* Given data
----------------
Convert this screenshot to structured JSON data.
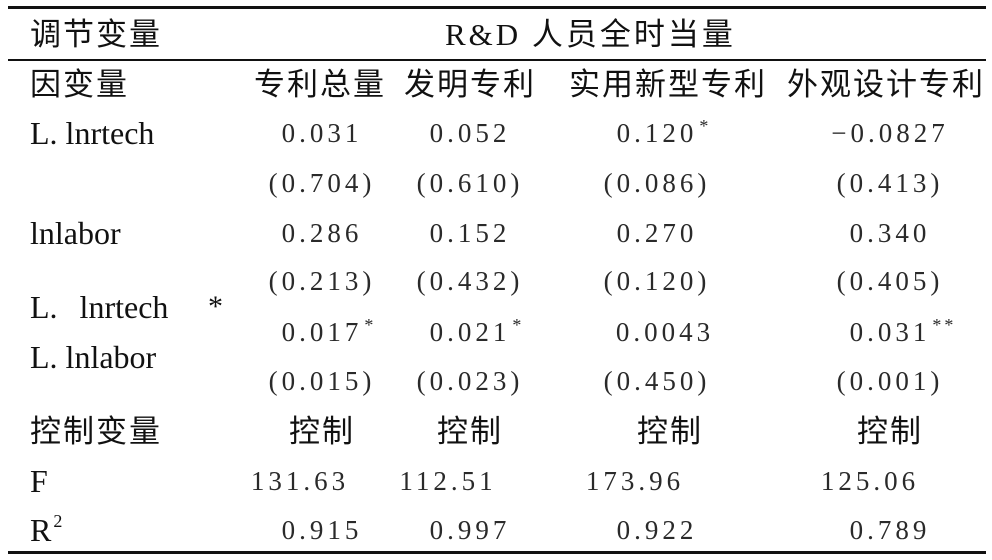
{
  "table": {
    "moderator": {
      "label": "调节变量",
      "value": "R&D 人员全时当量"
    },
    "dependent": {
      "label": "因变量",
      "columns": [
        "专利总量",
        "发明专利",
        "实用新型专利",
        "外观设计专利"
      ]
    },
    "rows": {
      "lnrtech": {
        "label": "L. lnrtech",
        "coef": [
          {
            "v": "0.031"
          },
          {
            "v": "0.052"
          },
          {
            "v": "0.120",
            "sig": "*"
          },
          {
            "v": "−0.0827"
          }
        ],
        "p": [
          "(0.704)",
          "(0.610)",
          "(0.086)",
          "(0.413)"
        ]
      },
      "lnlabor": {
        "label": "lnlabor",
        "coef": [
          {
            "v": "0.286"
          },
          {
            "v": "0.152"
          },
          {
            "v": "0.270"
          },
          {
            "v": "0.340"
          }
        ],
        "p": [
          "(0.213)",
          "(0.432)",
          "(0.120)",
          "(0.405)"
        ]
      },
      "interaction": {
        "label_line1": "L. lnrtech",
        "operator": "*",
        "label_line2": "L. lnlabor",
        "coef": [
          {
            "v": "0.017",
            "sig": "*"
          },
          {
            "v": "0.021",
            "sig": "*"
          },
          {
            "v": "0.0043"
          },
          {
            "v": "0.031",
            "sig": "**"
          }
        ],
        "p": [
          "(0.015)",
          "(0.023)",
          "(0.450)",
          "(0.001)"
        ]
      },
      "controls": {
        "label": "控制变量",
        "values": [
          "控制",
          "控制",
          "控制",
          "控制"
        ]
      },
      "f_stat": {
        "label": "F",
        "values": [
          "131.63",
          "112.51",
          "173.96",
          "125.06"
        ]
      },
      "r_squared": {
        "label": "R",
        "label_sup": "2",
        "values": [
          "0.915",
          "0.997",
          "0.922",
          "0.789"
        ]
      }
    }
  }
}
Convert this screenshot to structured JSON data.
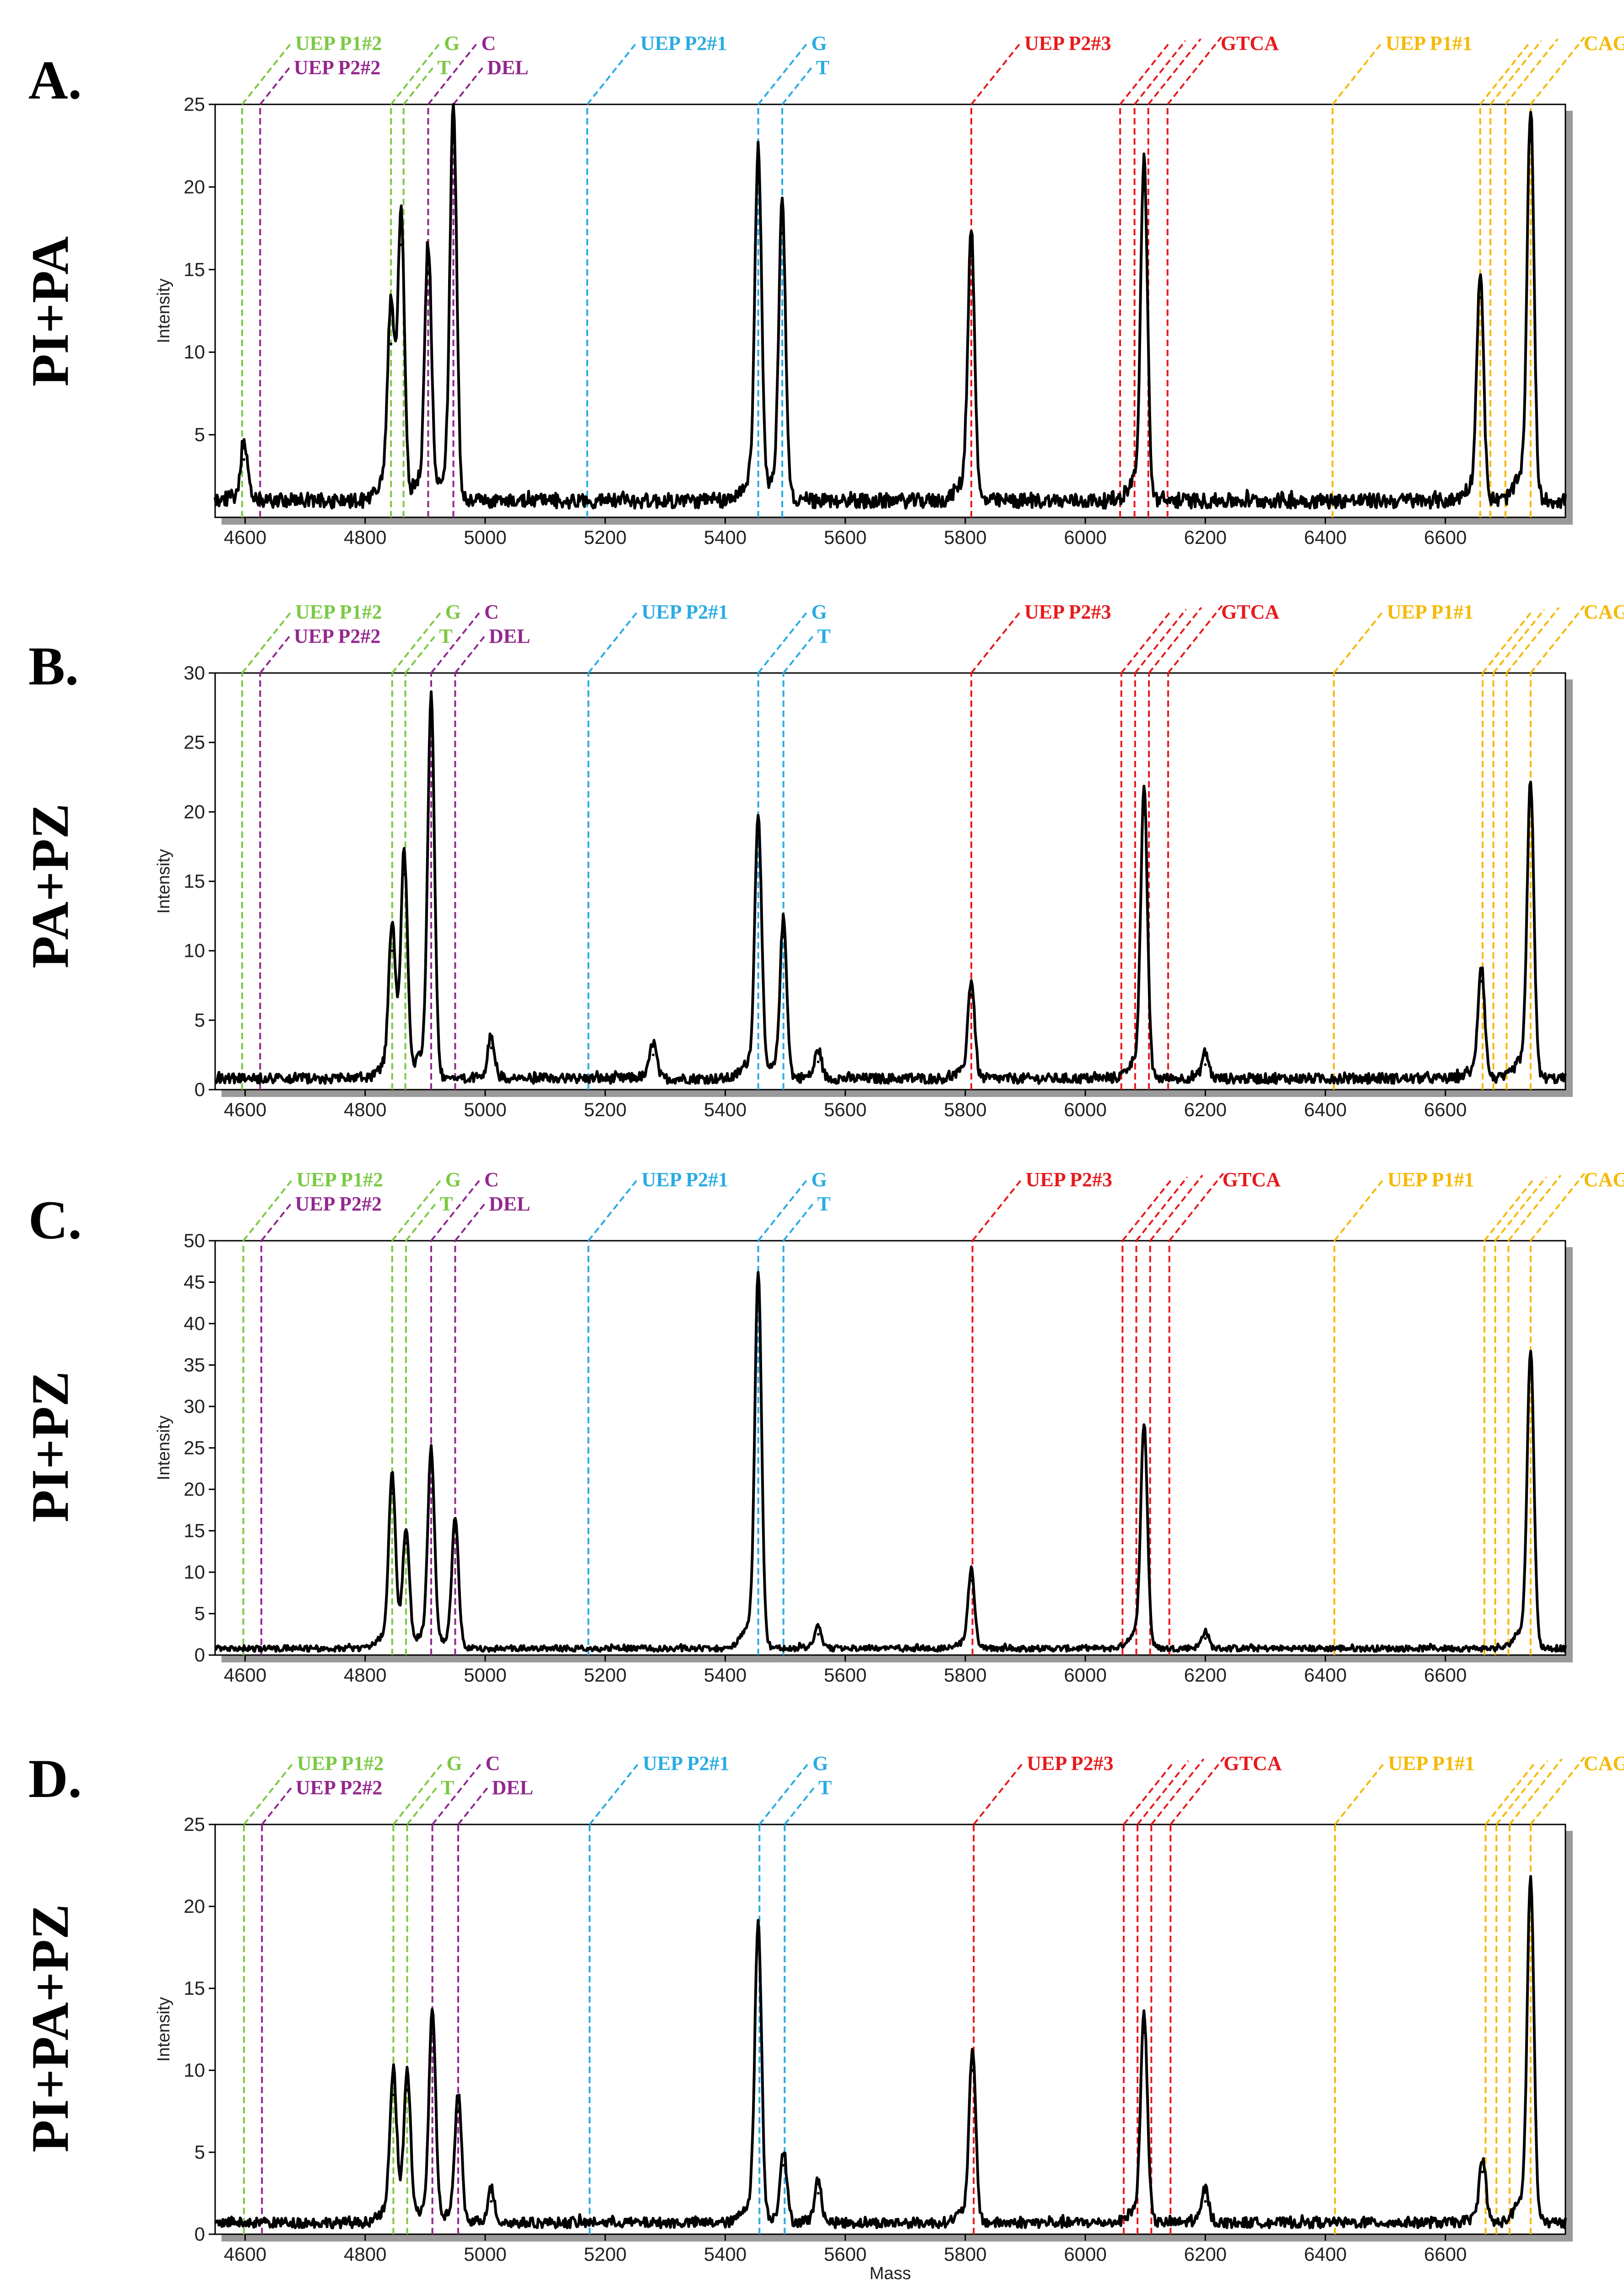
{
  "figure": {
    "xlabel": "Mass",
    "colors": {
      "green": "#7ac943",
      "purple": "#93278f",
      "blue": "#29abe2",
      "red": "#e8191c",
      "orange": "#f5b800",
      "trace": "#000000"
    }
  },
  "chart_data": [
    {
      "type": "line",
      "letter": "A.",
      "title": "PI+PA",
      "xlabel": "",
      "ylabel": "Intensity",
      "xlim": [
        4550,
        6800
      ],
      "ylim": [
        0,
        25
      ],
      "xticks": [
        4600,
        4800,
        5000,
        5200,
        5400,
        5600,
        5800,
        6000,
        6200,
        6400,
        6600
      ],
      "yticks": [
        5,
        10,
        15,
        20,
        25
      ],
      "baseline": 1.0,
      "peaks": [
        {
          "mass": 4598,
          "intensity": 3.5
        },
        {
          "mass": 4843,
          "intensity": 10.5
        },
        {
          "mass": 4860,
          "intensity": 16.5
        },
        {
          "mass": 4905,
          "intensity": 14.8
        },
        {
          "mass": 4947,
          "intensity": 22.8
        },
        {
          "mass": 5455,
          "intensity": 20.3
        },
        {
          "mass": 5495,
          "intensity": 17.2
        },
        {
          "mass": 5810,
          "intensity": 15.8
        },
        {
          "mass": 6098,
          "intensity": 19.8
        },
        {
          "mass": 6658,
          "intensity": 13.3
        },
        {
          "mass": 6742,
          "intensity": 22.8
        }
      ],
      "markers": [
        {
          "label": "UEP P1#2",
          "group": "green",
          "mass": 4595,
          "row": 1
        },
        {
          "label": "UEP P2#2",
          "group": "purple",
          "mass": 4625,
          "row": 2
        },
        {
          "label": "G",
          "group": "green",
          "mass": 4843,
          "row": 1
        },
        {
          "label": "T",
          "group": "green",
          "mass": 4864,
          "row": 2
        },
        {
          "label": "C",
          "group": "purple",
          "mass": 4905,
          "row": 1
        },
        {
          "label": "DEL",
          "group": "purple",
          "mass": 4947,
          "row": 2
        },
        {
          "label": "UEP P2#1",
          "group": "blue",
          "mass": 5170,
          "row": 1
        },
        {
          "label": "G",
          "group": "blue",
          "mass": 5455,
          "row": 1
        },
        {
          "label": "T",
          "group": "blue",
          "mass": 5495,
          "row": 2
        },
        {
          "label": "UEP P2#3",
          "group": "red",
          "mass": 5810,
          "row": 1
        },
        {
          "label": "GTCA",
          "group": "red",
          "mass": 6058,
          "row": 1,
          "extra": [
            6082,
            6105,
            6137
          ]
        },
        {
          "label": "UEP P1#1",
          "group": "orange",
          "mass": 6412,
          "row": 1
        },
        {
          "label": "CAGT",
          "group": "orange",
          "mass": 6658,
          "row": 1,
          "extra": [
            6675,
            6700,
            6742
          ]
        }
      ]
    },
    {
      "type": "line",
      "letter": "B.",
      "title": "PA+PZ",
      "xlabel": "",
      "ylabel": "Intensity",
      "xlim": [
        4550,
        6800
      ],
      "ylim": [
        0,
        30
      ],
      "xticks": [
        4600,
        4800,
        5000,
        5200,
        5400,
        5600,
        5800,
        6000,
        6200,
        6400,
        6600
      ],
      "yticks": [
        0,
        5,
        10,
        15,
        20,
        25,
        30
      ],
      "baseline": 0.8,
      "peaks": [
        {
          "mass": 4845,
          "intensity": 10.0
        },
        {
          "mass": 4865,
          "intensity": 15.5
        },
        {
          "mass": 4910,
          "intensity": 26.5
        },
        {
          "mass": 5010,
          "intensity": 3.0
        },
        {
          "mass": 5280,
          "intensity": 2.5
        },
        {
          "mass": 5455,
          "intensity": 18.3
        },
        {
          "mass": 5497,
          "intensity": 11.0
        },
        {
          "mass": 5555,
          "intensity": 2.0
        },
        {
          "mass": 5810,
          "intensity": 6.8
        },
        {
          "mass": 6098,
          "intensity": 19.8
        },
        {
          "mass": 6200,
          "intensity": 1.8
        },
        {
          "mass": 6660,
          "intensity": 7.8
        },
        {
          "mass": 6742,
          "intensity": 20.5
        }
      ],
      "markers": [
        {
          "label": "UEP P1#2",
          "group": "green",
          "mass": 4595,
          "row": 1
        },
        {
          "label": "UEP P2#2",
          "group": "purple",
          "mass": 4625,
          "row": 2
        },
        {
          "label": "G",
          "group": "green",
          "mass": 4845,
          "row": 1
        },
        {
          "label": "T",
          "group": "green",
          "mass": 4867,
          "row": 2
        },
        {
          "label": "C",
          "group": "purple",
          "mass": 4910,
          "row": 1
        },
        {
          "label": "DEL",
          "group": "purple",
          "mass": 4950,
          "row": 2
        },
        {
          "label": "UEP P2#1",
          "group": "blue",
          "mass": 5172,
          "row": 1
        },
        {
          "label": "G",
          "group": "blue",
          "mass": 5455,
          "row": 1
        },
        {
          "label": "T",
          "group": "blue",
          "mass": 5497,
          "row": 2
        },
        {
          "label": "UEP P2#3",
          "group": "red",
          "mass": 5810,
          "row": 1
        },
        {
          "label": "GTCA",
          "group": "red",
          "mass": 6060,
          "row": 1,
          "extra": [
            6083,
            6106,
            6138
          ]
        },
        {
          "label": "UEP P1#1",
          "group": "orange",
          "mass": 6414,
          "row": 1
        },
        {
          "label": "CAGT",
          "group": "orange",
          "mass": 6662,
          "row": 1,
          "extra": [
            6680,
            6702,
            6742
          ]
        }
      ]
    },
    {
      "type": "line",
      "letter": "C.",
      "title": "PI+PZ",
      "xlabel": "",
      "ylabel": "Intensity",
      "xlim": [
        4550,
        6800
      ],
      "ylim": [
        0,
        50
      ],
      "xticks": [
        4600,
        4800,
        5000,
        5200,
        5400,
        5600,
        5800,
        6000,
        6200,
        6400,
        6600
      ],
      "yticks": [
        0,
        5,
        10,
        15,
        20,
        25,
        30,
        35,
        40,
        45,
        50
      ],
      "baseline": 0.8,
      "peaks": [
        {
          "mass": 4845,
          "intensity": 19.5
        },
        {
          "mass": 4868,
          "intensity": 13.5
        },
        {
          "mass": 4910,
          "intensity": 23.0
        },
        {
          "mass": 4950,
          "intensity": 15.0
        },
        {
          "mass": 5455,
          "intensity": 43.5
        },
        {
          "mass": 5555,
          "intensity": 2.5
        },
        {
          "mass": 5810,
          "intensity": 9.0
        },
        {
          "mass": 6098,
          "intensity": 26.0
        },
        {
          "mass": 6200,
          "intensity": 2.0
        },
        {
          "mass": 6742,
          "intensity": 34.5
        }
      ],
      "markers": [
        {
          "label": "UEP P1#2",
          "group": "green",
          "mass": 4597,
          "row": 1
        },
        {
          "label": "UEP P2#2",
          "group": "purple",
          "mass": 4627,
          "row": 2
        },
        {
          "label": "G",
          "group": "green",
          "mass": 4845,
          "row": 1
        },
        {
          "label": "T",
          "group": "green",
          "mass": 4868,
          "row": 2
        },
        {
          "label": "C",
          "group": "purple",
          "mass": 4910,
          "row": 1
        },
        {
          "label": "DEL",
          "group": "purple",
          "mass": 4950,
          "row": 2
        },
        {
          "label": "UEP P2#1",
          "group": "blue",
          "mass": 5172,
          "row": 1
        },
        {
          "label": "G",
          "group": "blue",
          "mass": 5455,
          "row": 1
        },
        {
          "label": "T",
          "group": "blue",
          "mass": 5497,
          "row": 2
        },
        {
          "label": "UEP P2#3",
          "group": "red",
          "mass": 5812,
          "row": 1
        },
        {
          "label": "GTCA",
          "group": "red",
          "mass": 6062,
          "row": 1,
          "extra": [
            6085,
            6108,
            6140
          ]
        },
        {
          "label": "UEP P1#1",
          "group": "orange",
          "mass": 6415,
          "row": 1
        },
        {
          "label": "CAGT",
          "group": "orange",
          "mass": 6665,
          "row": 1,
          "extra": [
            6683,
            6705,
            6742
          ]
        }
      ]
    },
    {
      "type": "line",
      "letter": "D.",
      "title": "PI+PA+PZ",
      "xlabel": "Mass",
      "ylabel": "Intensity",
      "xlim": [
        4550,
        6800
      ],
      "ylim": [
        0,
        25
      ],
      "xticks": [
        4600,
        4800,
        5000,
        5200,
        5400,
        5600,
        5800,
        6000,
        6200,
        6400,
        6600
      ],
      "yticks": [
        0,
        5,
        10,
        15,
        20,
        25
      ],
      "baseline": 0.7,
      "peaks": [
        {
          "mass": 4847,
          "intensity": 8.5
        },
        {
          "mass": 4870,
          "intensity": 8.8
        },
        {
          "mass": 4912,
          "intensity": 12.2
        },
        {
          "mass": 4955,
          "intensity": 7.5
        },
        {
          "mass": 5010,
          "intensity": 2.0
        },
        {
          "mass": 5455,
          "intensity": 17.5
        },
        {
          "mass": 5497,
          "intensity": 4.2
        },
        {
          "mass": 5555,
          "intensity": 2.5
        },
        {
          "mass": 5812,
          "intensity": 10.0
        },
        {
          "mass": 6098,
          "intensity": 12.3
        },
        {
          "mass": 6200,
          "intensity": 2.0
        },
        {
          "mass": 6662,
          "intensity": 3.8
        },
        {
          "mass": 6742,
          "intensity": 20.2
        }
      ],
      "markers": [
        {
          "label": "UEP P1#2",
          "group": "green",
          "mass": 4598,
          "row": 1
        },
        {
          "label": "UEP P2#2",
          "group": "purple",
          "mass": 4628,
          "row": 2
        },
        {
          "label": "G",
          "group": "green",
          "mass": 4847,
          "row": 1
        },
        {
          "label": "T",
          "group": "green",
          "mass": 4870,
          "row": 2
        },
        {
          "label": "C",
          "group": "purple",
          "mass": 4912,
          "row": 1
        },
        {
          "label": "DEL",
          "group": "purple",
          "mass": 4955,
          "row": 2
        },
        {
          "label": "UEP P2#1",
          "group": "blue",
          "mass": 5174,
          "row": 1
        },
        {
          "label": "G",
          "group": "blue",
          "mass": 5457,
          "row": 1
        },
        {
          "label": "T",
          "group": "blue",
          "mass": 5499,
          "row": 2
        },
        {
          "label": "UEP P2#3",
          "group": "red",
          "mass": 5814,
          "row": 1
        },
        {
          "label": "GTCA",
          "group": "red",
          "mass": 6064,
          "row": 1,
          "extra": [
            6087,
            6110,
            6142
          ]
        },
        {
          "label": "UEP P1#1",
          "group": "orange",
          "mass": 6416,
          "row": 1
        },
        {
          "label": "CAGT",
          "group": "orange",
          "mass": 6667,
          "row": 1,
          "extra": [
            6685,
            6707,
            6742
          ]
        }
      ]
    }
  ]
}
----------------
* What is required
Read the entries above, then pull out the lines that include "lnlabor".

* Complete answer
      "lnlabor": {
        "label": "lnlabor",
        "label_line2": "L. lnlabor",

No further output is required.